══ Input data ══

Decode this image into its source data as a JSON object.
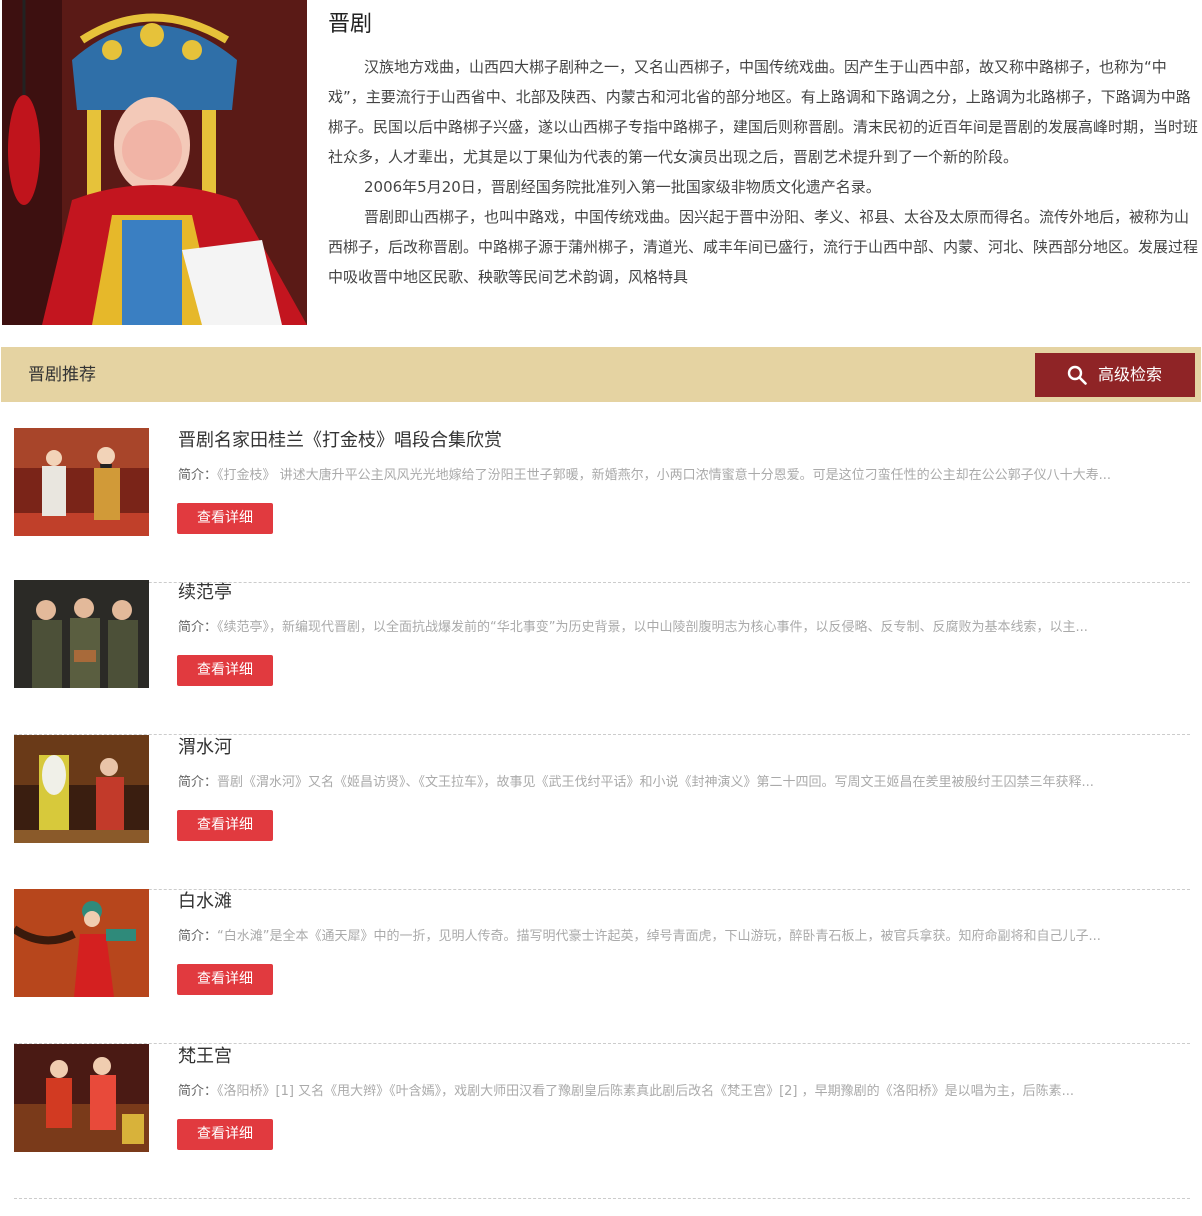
{
  "intro": {
    "title": "晋剧",
    "paragraphs": [
      "汉族地方戏曲，山西四大梆子剧种之一，又名山西梆子，中国传统戏曲。因产生于山西中部，故又称中路梆子，也称为“中戏”，主要流行于山西省中、北部及陕西、内蒙古和河北省的部分地区。有上路调和下路调之分，上路调为北路梆子，下路调为中路梆子。民国以后中路梆子兴盛，遂以山西梆子专指中路梆子，建国后则称晋剧。清末民初的近百年间是晋剧的发展高峰时期，当时班社众多，人才辈出，尤其是以丁果仙为代表的第一代女演员出现之后，晋剧艺术提升到了一个新的阶段。",
      "2006年5月20日，晋剧经国务院批准列入第一批国家级非物质文化遗产名录。",
      "晋剧即山西梆子，也叫中路戏，中国传统戏曲。因兴起于晋中汾阳、孝义、祁县、太谷及太原而得名。流传外地后，被称为山西梆子，后改称晋剧。中路梆子源于蒲州梆子，清道光、咸丰年间已盛行，流行于山西中部、内蒙、河北、陕西部分地区。发展过程中吸收晋中地区民歌、秧歌等民间艺术韵调，风格特具"
    ]
  },
  "recommend": {
    "title": "晋剧推荐",
    "search_label": "高级检索"
  },
  "desc_label": "简介：",
  "detail_label": "查看详细",
  "items": [
    {
      "title": "晋剧名家田桂兰《打金枝》唱段合集欣赏",
      "desc": "《打金枝》 讲述大唐升平公主风风光光地嫁给了汾阳王世子郭暖，新婚燕尔，小两口浓情蜜意十分恩爱。可是这位刁蛮任性的公主却在公公郭子仪八十大寿..."
    },
    {
      "title": "续范亭",
      "desc": "《续范亭》，新编现代晋剧，以全面抗战爆发前的“华北事变”为历史背景，以中山陵剖腹明志为核心事件，以反侵略、反专制、反腐败为基本线索，以主..."
    },
    {
      "title": "渭水河",
      "desc": "晋剧《渭水河》又名《姬昌访贤》、《文王拉车》，故事见《武王伐纣平话》和小说《封神演义》第二十四回。写周文王姬昌在羑里被殷纣王囚禁三年获释..."
    },
    {
      "title": "白水滩",
      "desc": "“白水滩”是全本《通天犀》中的一折，见明人传奇。描写明代豪士许起英，绰号青面虎，下山游玩，醉卧青石板上，被官兵拿获。知府命副将和自己儿子..."
    },
    {
      "title": "梵王宫",
      "desc": "《洛阳桥》[1] 又名《甩大辫》《叶含嫣》，戏剧大师田汉看了豫剧皇后陈素真此剧后改名《梵王宫》[2] ，早期豫剧的《洛阳桥》是以唱为主，后陈素..."
    }
  ]
}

═══

▸ Task directions
Identify each line in the records above that contains the word "title", and copy it out in full.

▸ Task answer
    "title": "晋剧",
    "title": "晋剧推荐",
      "title": "晋剧名家田桂兰《打金枝》唱段合集欣赏",
      "title": "续范亭",
      "title": "渭水河",
      "title": "白水滩",
      "title": "梵王宫",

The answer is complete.